- _Exercise brief_
Would you set down every entry shown below, precisely as written?

[Start of Material for this task]

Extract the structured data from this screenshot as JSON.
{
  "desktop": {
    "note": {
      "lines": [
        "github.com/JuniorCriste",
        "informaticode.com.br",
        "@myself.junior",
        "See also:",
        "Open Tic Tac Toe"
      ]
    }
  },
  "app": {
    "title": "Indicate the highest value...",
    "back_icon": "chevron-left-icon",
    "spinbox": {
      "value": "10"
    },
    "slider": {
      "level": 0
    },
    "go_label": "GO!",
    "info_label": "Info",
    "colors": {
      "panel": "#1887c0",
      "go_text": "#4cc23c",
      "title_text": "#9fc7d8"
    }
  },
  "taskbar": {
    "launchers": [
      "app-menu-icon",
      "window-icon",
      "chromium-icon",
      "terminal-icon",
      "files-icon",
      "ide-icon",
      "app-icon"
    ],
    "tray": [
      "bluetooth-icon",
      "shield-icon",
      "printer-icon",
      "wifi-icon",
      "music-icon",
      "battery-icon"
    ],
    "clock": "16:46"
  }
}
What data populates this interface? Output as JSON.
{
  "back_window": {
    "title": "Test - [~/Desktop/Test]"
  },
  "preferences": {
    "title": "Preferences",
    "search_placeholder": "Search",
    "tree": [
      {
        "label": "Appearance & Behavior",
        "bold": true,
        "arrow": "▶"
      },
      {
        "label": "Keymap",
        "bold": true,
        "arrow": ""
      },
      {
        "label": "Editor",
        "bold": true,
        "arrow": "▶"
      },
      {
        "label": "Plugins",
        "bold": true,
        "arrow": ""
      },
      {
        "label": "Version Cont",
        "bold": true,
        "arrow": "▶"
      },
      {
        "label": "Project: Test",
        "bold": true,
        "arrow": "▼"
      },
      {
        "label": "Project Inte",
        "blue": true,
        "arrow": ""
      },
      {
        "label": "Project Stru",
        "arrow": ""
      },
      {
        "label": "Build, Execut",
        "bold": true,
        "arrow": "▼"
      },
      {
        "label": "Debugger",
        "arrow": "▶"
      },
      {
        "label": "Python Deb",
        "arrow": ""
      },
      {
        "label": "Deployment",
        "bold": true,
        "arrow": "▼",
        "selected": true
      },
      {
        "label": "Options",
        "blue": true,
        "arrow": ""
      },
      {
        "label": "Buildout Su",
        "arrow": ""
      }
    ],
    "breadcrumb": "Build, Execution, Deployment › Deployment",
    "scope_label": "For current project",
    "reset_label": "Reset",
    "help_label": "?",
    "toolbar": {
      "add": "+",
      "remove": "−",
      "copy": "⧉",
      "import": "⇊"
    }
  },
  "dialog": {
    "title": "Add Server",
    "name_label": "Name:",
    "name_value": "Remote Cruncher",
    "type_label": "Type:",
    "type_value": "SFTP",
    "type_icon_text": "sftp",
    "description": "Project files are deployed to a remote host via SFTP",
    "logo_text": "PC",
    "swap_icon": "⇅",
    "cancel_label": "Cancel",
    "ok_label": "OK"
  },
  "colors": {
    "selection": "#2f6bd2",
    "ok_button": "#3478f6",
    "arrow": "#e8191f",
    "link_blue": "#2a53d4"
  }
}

[End of Material for this task]

- _Problem solution_
Extract the structured data from this screenshot as JSON.
{
  "desktop": {
    "note": {
      "lines": [
        "github.com/JuniorCriste",
        "informaticode.com.br",
        "@myself.junior",
        "See also:",
        "Open Tic Tac Toe"
      ]
    }
  },
  "app": {
    "title": "Indicate the highest value...",
    "back_icon": "chevron-left-icon",
    "spinbox": {
      "value": "10"
    },
    "slider": {
      "level": 0
    },
    "go_label": "GO!",
    "info_label": "Info",
    "colors": {
      "panel": "#1887c0",
      "go_text": "#4cc23c",
      "title_text": "#9fc7d8"
    }
  },
  "taskbar": {
    "launchers": [
      "app-menu-icon",
      "window-icon",
      "chromium-icon",
      "terminal-icon",
      "files-icon",
      "ide-icon",
      "app-icon"
    ],
    "tray": [
      "bluetooth-icon",
      "shield-icon",
      "printer-icon",
      "wifi-icon",
      "music-icon",
      "battery-icon"
    ],
    "clock": "16:46"
  }
}
What data populates this interface? Output as JSON.
{
  "back_window": {
    "title": "Test - [~/Desktop/Test]"
  },
  "preferences": {
    "title": "Preferences",
    "search_placeholder": "Search",
    "tree": [
      {
        "label": "Appearance & Behavior",
        "bold": true,
        "arrow": "▶"
      },
      {
        "label": "Keymap",
        "bold": true,
        "arrow": ""
      },
      {
        "label": "Editor",
        "bold": true,
        "arrow": "▶"
      },
      {
        "label": "Plugins",
        "bold": true,
        "arrow": ""
      },
      {
        "label": "Version Cont",
        "bold": true,
        "arrow": "▶"
      },
      {
        "label": "Project: Test",
        "bold": true,
        "arrow": "▼"
      },
      {
        "label": "Project Inte",
        "blue": true,
        "arrow": ""
      },
      {
        "label": "Project Stru",
        "arrow": ""
      },
      {
        "label": "Build, Execut",
        "bold": true,
        "arrow": "▼"
      },
      {
        "label": "Debugger",
        "arrow": "▶"
      },
      {
        "label": "Python Deb",
        "arrow": ""
      },
      {
        "label": "Deployment",
        "bold": true,
        "arrow": "▼",
        "selected": true
      },
      {
        "label": "Options",
        "blue": true,
        "arrow": ""
      },
      {
        "label": "Buildout Su",
        "arrow": ""
      }
    ],
    "breadcrumb": "Build, Execution, Deployment › Deployment",
    "scope_label": "For current project",
    "reset_label": "Reset",
    "help_label": "?",
    "toolbar": {
      "add": "+",
      "remove": "−",
      "copy": "⧉",
      "import": "⇊"
    }
  },
  "dialog": {
    "title": "Add Server",
    "name_label": "Name:",
    "name_value": "Remote Cruncher",
    "type_label": "Type:",
    "type_value": "SFTP",
    "type_icon_text": "sftp",
    "description": "Project files are deployed to a remote host via SFTP",
    "logo_text": "PC",
    "swap_icon": "⇅",
    "cancel_label": "Cancel",
    "ok_label": "OK"
  },
  "colors": {
    "selection": "#2f6bd2",
    "ok_button": "#3478f6",
    "arrow": "#e8191f",
    "link_blue": "#2a53d4"
  }
}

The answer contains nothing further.